Exercise directions
Select, from the data, each line where "days" occurs.

[start]

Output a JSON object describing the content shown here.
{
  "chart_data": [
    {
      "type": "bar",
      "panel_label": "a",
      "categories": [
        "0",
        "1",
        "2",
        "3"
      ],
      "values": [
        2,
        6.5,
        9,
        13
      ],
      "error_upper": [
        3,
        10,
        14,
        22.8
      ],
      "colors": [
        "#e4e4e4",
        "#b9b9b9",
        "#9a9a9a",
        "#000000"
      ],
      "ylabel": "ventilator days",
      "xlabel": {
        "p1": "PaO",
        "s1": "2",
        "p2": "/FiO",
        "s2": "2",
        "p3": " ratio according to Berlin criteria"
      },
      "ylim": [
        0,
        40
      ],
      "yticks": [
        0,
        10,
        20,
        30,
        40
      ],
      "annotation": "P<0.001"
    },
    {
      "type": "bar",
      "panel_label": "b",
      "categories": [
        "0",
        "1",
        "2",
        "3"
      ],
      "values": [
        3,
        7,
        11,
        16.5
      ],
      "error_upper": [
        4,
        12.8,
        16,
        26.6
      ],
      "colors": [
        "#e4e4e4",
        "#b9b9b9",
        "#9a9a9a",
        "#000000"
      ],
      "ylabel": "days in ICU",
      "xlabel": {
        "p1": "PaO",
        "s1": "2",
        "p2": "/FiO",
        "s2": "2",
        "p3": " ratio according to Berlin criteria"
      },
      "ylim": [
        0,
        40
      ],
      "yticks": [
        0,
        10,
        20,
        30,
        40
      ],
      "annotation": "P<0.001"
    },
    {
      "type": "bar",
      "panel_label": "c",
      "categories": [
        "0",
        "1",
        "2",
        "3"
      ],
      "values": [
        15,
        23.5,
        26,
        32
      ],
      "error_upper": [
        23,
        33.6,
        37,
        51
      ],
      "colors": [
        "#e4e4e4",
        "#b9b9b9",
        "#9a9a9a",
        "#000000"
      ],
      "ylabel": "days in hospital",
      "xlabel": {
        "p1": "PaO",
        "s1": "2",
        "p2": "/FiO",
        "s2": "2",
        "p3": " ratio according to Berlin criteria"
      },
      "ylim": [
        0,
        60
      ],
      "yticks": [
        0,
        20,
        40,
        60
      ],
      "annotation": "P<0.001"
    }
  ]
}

[end]

Solution
      "ylabel": "ventilator days",
      "ylabel": "days in ICU",
      "ylabel": "days in hospital",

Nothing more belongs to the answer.